**What this task involves**
Below are the records; reproduce all of them exactly but without any images.

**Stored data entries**
---

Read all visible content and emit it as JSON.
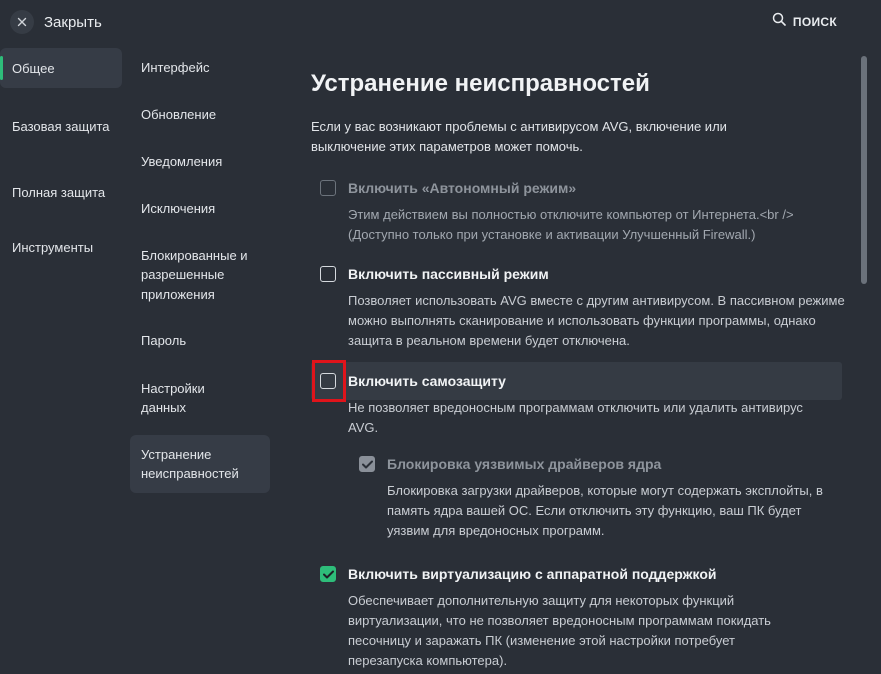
{
  "header": {
    "close_label": "Закрыть",
    "search_label": "ПОИСК"
  },
  "nav_primary": [
    {
      "label": "Общее",
      "active": true
    },
    {
      "label": "Базовая защита",
      "active": false
    },
    {
      "label": "Полная защита",
      "active": false
    },
    {
      "label": "Инструменты",
      "active": false
    }
  ],
  "nav_secondary": [
    {
      "label": "Интерфейс",
      "active": false
    },
    {
      "label": "Обновление",
      "active": false
    },
    {
      "label": "Уведомления",
      "active": false
    },
    {
      "label": "Исключения",
      "active": false
    },
    {
      "label": "Блокированные и разрешенные приложения",
      "active": false
    },
    {
      "label": "Пароль",
      "active": false
    },
    {
      "label": "Настройки данных",
      "active": false
    },
    {
      "label": "Устранение неисправностей",
      "active": true
    }
  ],
  "content": {
    "title": "Устранение неисправностей",
    "intro": "Если у вас возникают проблемы с антивирусом AVG, включение или выключение этих параметров может помочь.",
    "options": [
      {
        "label": "Включить «Автономный режим»",
        "checked": false,
        "disabled": true,
        "description": "Этим действием вы полностью отключите компьютер от Интернета.<br /> (Доступно только при установке и активации Улучшенный Firewall.)"
      },
      {
        "label": "Включить пассивный режим",
        "checked": false,
        "disabled": false,
        "description": "Позволяет использовать AVG вместе с другим антивирусом. В пассивном режиме можно выполнять сканирование и использовать функции программы, однако защита в реальном времени будет отключена."
      },
      {
        "label": "Включить самозащиту",
        "checked": false,
        "disabled": false,
        "description": "Не позволяет вредоносным программам отключить или удалить антивирус AVG."
      },
      {
        "label": "Блокировка уязвимых драйверов ядра",
        "checked": true,
        "disabled": true,
        "description": "Блокировка загрузки драйверов, которые могут содержать эксплойты, в память ядра вашей ОС. Если отключить эту функцию, ваш ПК будет уязвим для вредоносных программ."
      },
      {
        "label": "Включить виртуализацию с аппаратной поддержкой",
        "checked": true,
        "disabled": false,
        "description": "Обеспечивает дополнительную защиту для некоторых функций виртуализации, что не позволяет вредоносным программам покидать песочницу и заражать ПК (изменение этой настройки потребует перезапуска компьютера)."
      }
    ]
  },
  "colors": {
    "background": "#2a2f37",
    "accent": "#2ebd7a",
    "highlight": "#e0141b"
  }
}
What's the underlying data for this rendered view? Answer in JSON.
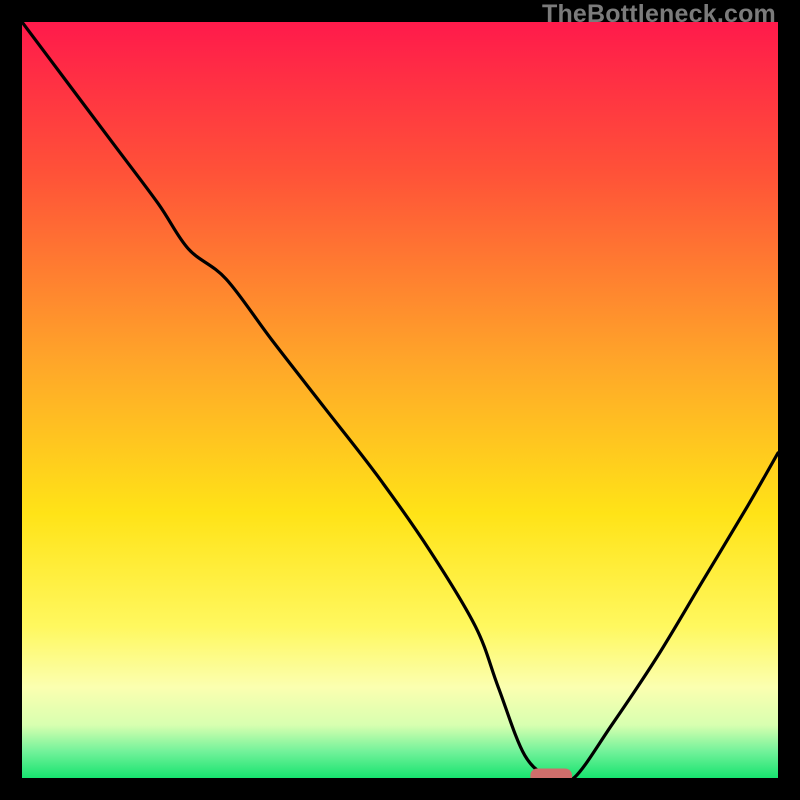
{
  "watermark": "TheBottleneck.com",
  "chart_data": {
    "type": "line",
    "title": "",
    "xlabel": "",
    "ylabel": "",
    "xlim": [
      0,
      100
    ],
    "ylim": [
      0,
      100
    ],
    "gradient_stops": [
      {
        "pos": 0.0,
        "color": "#ff1a4b"
      },
      {
        "pos": 0.2,
        "color": "#ff5238"
      },
      {
        "pos": 0.45,
        "color": "#ffa629"
      },
      {
        "pos": 0.65,
        "color": "#ffe317"
      },
      {
        "pos": 0.8,
        "color": "#fff85f"
      },
      {
        "pos": 0.88,
        "color": "#fbffb0"
      },
      {
        "pos": 0.93,
        "color": "#d8ffb0"
      },
      {
        "pos": 0.965,
        "color": "#72f29a"
      },
      {
        "pos": 1.0,
        "color": "#17e36f"
      }
    ],
    "series": [
      {
        "name": "bottleneck-curve",
        "x": [
          0,
          6,
          12,
          18,
          22,
          27,
          33,
          40,
          47,
          54,
          60,
          63,
          66.5,
          70,
          73,
          78,
          84,
          90,
          96,
          100
        ],
        "y": [
          100,
          92,
          84,
          76,
          70,
          66,
          58,
          49,
          40,
          30,
          20,
          12,
          3,
          0,
          0,
          7,
          16,
          26,
          36,
          43
        ]
      }
    ],
    "marker": {
      "name": "optimal-marker",
      "x": 70,
      "y": 0,
      "width_pct": 5.5,
      "height_pct": 2.0,
      "fill": "#cf6e6b"
    }
  }
}
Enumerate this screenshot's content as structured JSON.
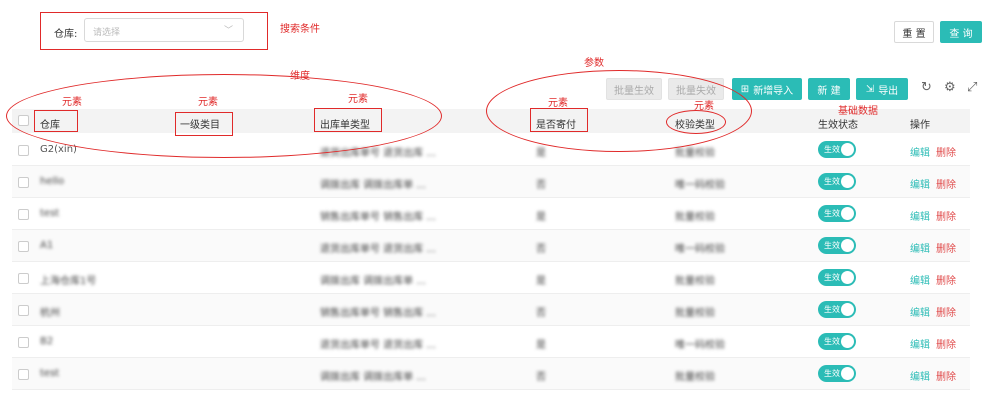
{
  "search": {
    "label": "仓库:",
    "placeholder": "请选择",
    "reset_label": "重 置",
    "query_label": "查 询"
  },
  "toolbar": {
    "batch_enable": "批量生效",
    "batch_disable": "批量失效",
    "import_label": "新增导入",
    "new_label": "新 建",
    "export_label": "导出"
  },
  "table": {
    "columns": [
      "仓库",
      "一级类目",
      "出库单类型",
      "是否寄付",
      "校验类型",
      "生效状态",
      "操作"
    ],
    "rows": [
      {
        "warehouse": "G2(xin)",
        "category": "",
        "outbound": "退货出库单号 退货出库 ...",
        "deposit": "是",
        "check": "批量校验"
      },
      {
        "warehouse": "hello",
        "category": "",
        "outbound": "调拨出库 调拨出库单 ...",
        "deposit": "否",
        "check": "唯一码校验"
      },
      {
        "warehouse": "test",
        "category": "",
        "outbound": "销售出库单号 销售出库 ...",
        "deposit": "是",
        "check": "批量校验"
      },
      {
        "warehouse": "A1",
        "category": "",
        "outbound": "退货出库单号 退货出库 ...",
        "deposit": "否",
        "check": "唯一码校验"
      },
      {
        "warehouse": "上海仓库1号",
        "category": "",
        "outbound": "调拨出库 调拨出库单 ...",
        "deposit": "是",
        "check": "批量校验"
      },
      {
        "warehouse": "杭州",
        "category": "",
        "outbound": "销售出库单号 销售出库 ...",
        "deposit": "否",
        "check": "批量校验"
      },
      {
        "warehouse": "B2",
        "category": "",
        "outbound": "退货出库单号 退货出库 ...",
        "deposit": "是",
        "check": "唯一码校验"
      },
      {
        "warehouse": "test",
        "category": "",
        "outbound": "调拨出库 调拨出库单 ...",
        "deposit": "否",
        "check": "批量校验"
      }
    ],
    "status_label": "生效",
    "edit_label": "编辑",
    "delete_label": "删除"
  },
  "annotations": {
    "search_conditions": "搜索条件",
    "dimension": "维度",
    "params": "参数",
    "element": "元素",
    "base_data": "基础数据"
  },
  "colors": {
    "primary": "#2bbcb6",
    "annotation": "#e02a2a",
    "danger": "#e04a4a"
  }
}
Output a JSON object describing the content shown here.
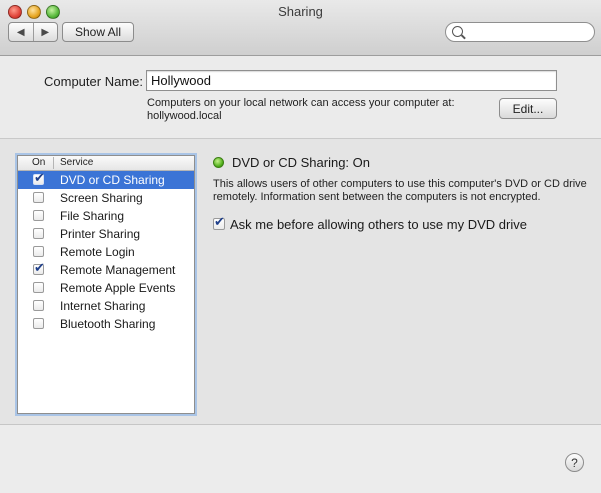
{
  "window": {
    "title": "Sharing"
  },
  "toolbar": {
    "back_icon": "◀",
    "forward_icon": "▶",
    "show_all_label": "Show All",
    "search_placeholder": ""
  },
  "computer": {
    "name_label": "Computer Name:",
    "name_value": "Hollywood",
    "help_line1": "Computers on your local network can access your computer at:",
    "help_line2": "hollywood.local",
    "edit_label": "Edit..."
  },
  "services": {
    "header_on": "On",
    "header_service": "Service",
    "items": [
      {
        "name": "DVD or CD Sharing",
        "checked": true,
        "selected": true
      },
      {
        "name": "Screen Sharing",
        "checked": false,
        "selected": false
      },
      {
        "name": "File Sharing",
        "checked": false,
        "selected": false
      },
      {
        "name": "Printer Sharing",
        "checked": false,
        "selected": false
      },
      {
        "name": "Remote Login",
        "checked": false,
        "selected": false
      },
      {
        "name": "Remote Management",
        "checked": true,
        "selected": false
      },
      {
        "name": "Remote Apple Events",
        "checked": false,
        "selected": false
      },
      {
        "name": "Internet Sharing",
        "checked": false,
        "selected": false
      },
      {
        "name": "Bluetooth Sharing",
        "checked": false,
        "selected": false
      }
    ]
  },
  "detail": {
    "status": "DVD or CD Sharing: On",
    "status_color": "#4fae1a",
    "description_line1": "This allows users of other computers to use this computer's DVD or CD drive",
    "description_line2": "remotely. Information sent between the computers is not encrypted.",
    "ask_label": "Ask me before allowing others to use my DVD drive",
    "ask_checked": true
  },
  "help": {
    "label": "?"
  },
  "colors": {
    "selection": "#3b74d6"
  }
}
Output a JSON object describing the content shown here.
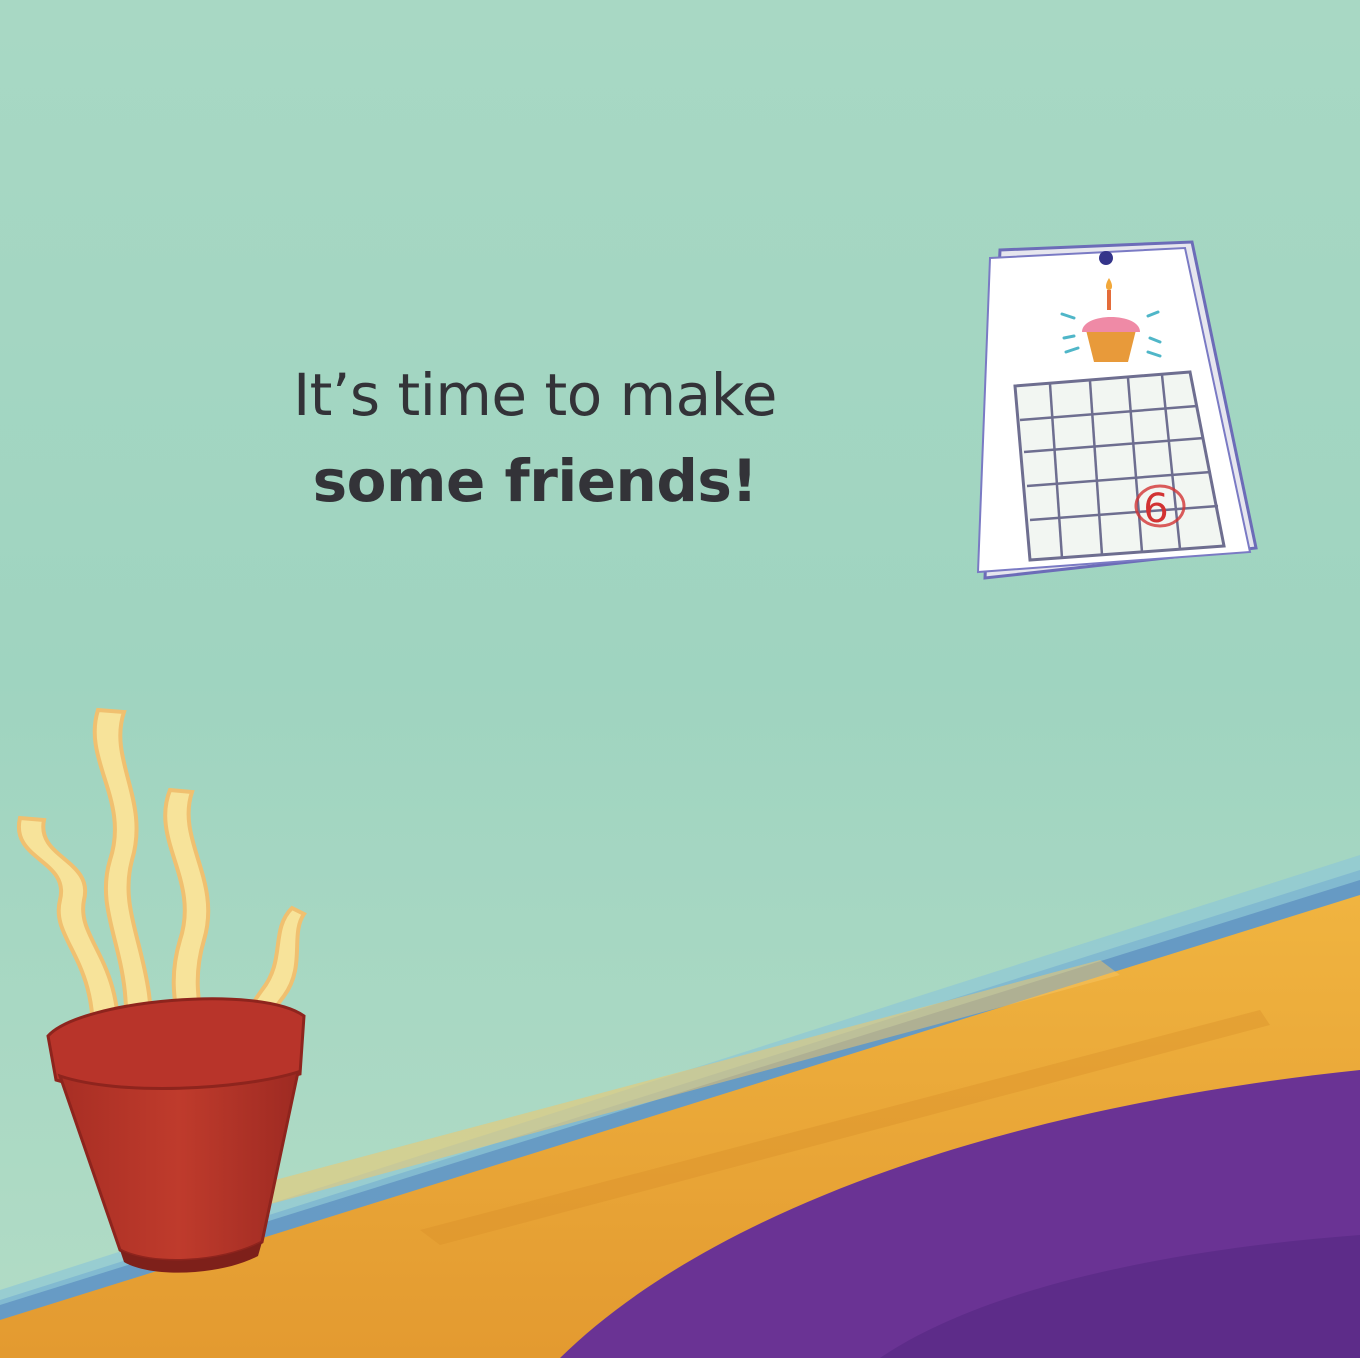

---

**Finished answer**
Read all visible content and emit it as JSON.
{
  "header": {
    "close_label": "Закрыть",
    "search_label": "ПОИСК"
  },
  "nav_primary": [
    {
      "label": "Общее",
      "active": true
    },
    {
      "label": "Базовая защита",
      "active": false
    },
    {
      "label": "Полная защита",
      "active": false
    },
    {
      "label": "Инструменты",
      "active": false
    }
  ],
  "nav_secondary": [
    {
      "label": "Интерфейс",
      "active": false
    },
    {
      "label": "Обновление",
      "active": false
    },
    {
      "label": "Уведомления",
      "active": false
    },
    {
      "label": "Исключения",
      "active": false
    },
    {
      "label": "Блокированные и разрешенные приложения",
      "active": false
    },
    {
      "label": "Пароль",
      "active": false
    },
    {
      "label": "Настройки данных",
      "active": false
    },
    {
      "label": "Устранение неисправностей",
      "active": true
    }
  ],
  "content": {
    "title": "Устранение неисправностей",
    "intro": "Если у вас возникают проблемы с антивирусом AVG, включение или выключение этих параметров может помочь.",
    "options": [
      {
        "label": "Включить «Автономный режим»",
        "checked": false,
        "disabled": true,
        "description": "Этим действием вы полностью отключите компьютер от Интернета.<br /> (Доступно только при установке и активации Улучшенный Firewall.)"
      },
      {
        "label": "Включить пассивный режим",
        "checked": false,
        "disabled": false,
        "description": "Позволяет использовать AVG вместе с другим антивирусом. В пассивном режиме можно выполнять сканирование и использовать функции программы, однако защита в реальном времени будет отключена."
      },
      {
        "label": "Включить самозащиту",
        "checked": false,
        "disabled": false,
        "description": "Не позволяет вредоносным программам отключить или удалить антивирус AVG."
      },
      {
        "label": "Блокировка уязвимых драйверов ядра",
        "checked": true,
        "disabled": true,
        "description": "Блокировка загрузки драйверов, которые могут содержать эксплойты, в память ядра вашей ОС. Если отключить эту функцию, ваш ПК будет уязвим для вредоносных программ."
      },
      {
        "label": "Включить виртуализацию с аппаратной поддержкой",
        "checked": true,
        "disabled": false,
        "description": "Обеспечивает дополнительную защиту для некоторых функций виртуализации, что не позволяет вредоносным программам покидать песочницу и заражать ПК (изменение этой настройки потребует перезапуска компьютера)."
      }
    ]
  },
  "colors": {
    "background": "#2a2f37",
    "accent": "#2ebd7a",
    "highlight": "#e0141b"
  }
}
What's the underlying data for this rendered view? Answer in JSON.
{
  "watermark": "TheBottleneck.com",
  "chart_data": {
    "type": "line",
    "title": "",
    "xlabel": "",
    "ylabel": "",
    "xlim": [
      0,
      100
    ],
    "ylim": [
      0,
      100
    ],
    "gradient_stops": [
      {
        "pos": 0.0,
        "color": "#ff1a4b"
      },
      {
        "pos": 0.2,
        "color": "#ff5238"
      },
      {
        "pos": 0.45,
        "color": "#ffa629"
      },
      {
        "pos": 0.65,
        "color": "#ffe317"
      },
      {
        "pos": 0.8,
        "color": "#fff85f"
      },
      {
        "pos": 0.88,
        "color": "#fbffb0"
      },
      {
        "pos": 0.93,
        "color": "#d8ffb0"
      },
      {
        "pos": 0.965,
        "color": "#72f29a"
      },
      {
        "pos": 1.0,
        "color": "#17e36f"
      }
    ],
    "series": [
      {
        "name": "bottleneck-curve",
        "x": [
          0,
          6,
          12,
          18,
          22,
          27,
          33,
          40,
          47,
          54,
          60,
          63,
          66.5,
          70,
          73,
          78,
          84,
          90,
          96,
          100
        ],
        "y": [
          100,
          92,
          84,
          76,
          70,
          66,
          58,
          49,
          40,
          30,
          20,
          12,
          3,
          0,
          0,
          7,
          16,
          26,
          36,
          43
        ]
      }
    ],
    "marker": {
      "name": "optimal-marker",
      "x": 70,
      "y": 0,
      "width_pct": 5.5,
      "height_pct": 2.0,
      "fill": "#cf6e6b"
    }
  }
}
Enumerate this screenshot's content as structured JSON.
{
  "search": {
    "label": "仓库:",
    "placeholder": "请选择",
    "reset_label": "重 置",
    "query_label": "查 询"
  },
  "toolbar": {
    "batch_enable": "批量生效",
    "batch_disable": "批量失效",
    "import_label": "新增导入",
    "new_label": "新 建",
    "export_label": "导出"
  },
  "table": {
    "columns": [
      "仓库",
      "一级类目",
      "出库单类型",
      "是否寄付",
      "校验类型",
      "生效状态",
      "操作"
    ],
    "rows": [
      {
        "warehouse": "G2(xin)",
        "category": "",
        "outbound": "退货出库单号 退货出库 ...",
        "deposit": "是",
        "check": "批量校验"
      },
      {
        "warehouse": "hello",
        "category": "",
        "outbound": "调拨出库 调拨出库单 ...",
        "deposit": "否",
        "check": "唯一码校验"
      },
      {
        "warehouse": "test",
        "category": "",
        "outbound": "销售出库单号 销售出库 ...",
        "deposit": "是",
        "check": "批量校验"
      },
      {
        "warehouse": "A1",
        "category": "",
        "outbound": "退货出库单号 退货出库 ...",
        "deposit": "否",
        "check": "唯一码校验"
      },
      {
        "warehouse": "上海仓库1号",
        "category": "",
        "outbound": "调拨出库 调拨出库单 ...",
        "deposit": "是",
        "check": "批量校验"
      },
      {
        "warehouse": "杭州",
        "category": "",
        "outbound": "销售出库单号 销售出库 ...",
        "deposit": "否",
        "check": "批量校验"
      },
      {
        "warehouse": "B2",
        "category": "",
        "outbound": "退货出库单号 退货出库 ...",
        "deposit": "是",
        "check": "唯一码校验"
      },
      {
        "warehouse": "test",
        "category": "",
        "outbound": "调拨出库 调拨出库单 ...",
        "deposit": "否",
        "check": "批量校验"
      }
    ],
    "status_label": "生效",
    "edit_label": "编辑",
    "delete_label": "删除"
  },
  "annotations": {
    "search_conditions": "搜索条件",
    "dimension": "维度",
    "params": "参数",
    "element": "元素",
    "base_data": "基础数据"
  },
  "colors": {
    "primary": "#2bbcb6",
    "annotation": "#e02a2a",
    "danger": "#e04a4a"
  }
}
Output a JSON object describing the content shown here.
{
  "window": {
    "title": "Sharing"
  },
  "toolbar": {
    "back_icon": "◀",
    "forward_icon": "▶",
    "show_all_label": "Show All",
    "search_placeholder": ""
  },
  "computer": {
    "name_label": "Computer Name:",
    "name_value": "Hollywood",
    "help_line1": "Computers on your local network can access your computer at:",
    "help_line2": "hollywood.local",
    "edit_label": "Edit..."
  },
  "services": {
    "header_on": "On",
    "header_service": "Service",
    "items": [
      {
        "name": "DVD or CD Sharing",
        "checked": true,
        "selected": true
      },
      {
        "name": "Screen Sharing",
        "checked": false,
        "selected": false
      },
      {
        "name": "File Sharing",
        "checked": false,
        "selected": false
      },
      {
        "name": "Printer Sharing",
        "checked": false,
        "selected": false
      },
      {
        "name": "Remote Login",
        "checked": false,
        "selected": false
      },
      {
        "name": "Remote Management",
        "checked": true,
        "selected": false
      },
      {
        "name": "Remote Apple Events",
        "checked": false,
        "selected": false
      },
      {
        "name": "Internet Sharing",
        "checked": false,
        "selected": false
      },
      {
        "name": "Bluetooth Sharing",
        "checked": false,
        "selected": false
      }
    ]
  },
  "detail": {
    "status": "DVD or CD Sharing: On",
    "status_color": "#4fae1a",
    "description_line1": "This allows users of other computers to use this computer's DVD or CD drive",
    "description_line2": "remotely. Information sent between the computers is not encrypted.",
    "ask_label": "Ask me before allowing others to use my DVD drive",
    "ask_checked": true
  },
  "help": {
    "label": "?"
  },
  "colors": {
    "selection": "#3b74d6"
  }
}
Output a JSON object describing the content shown here.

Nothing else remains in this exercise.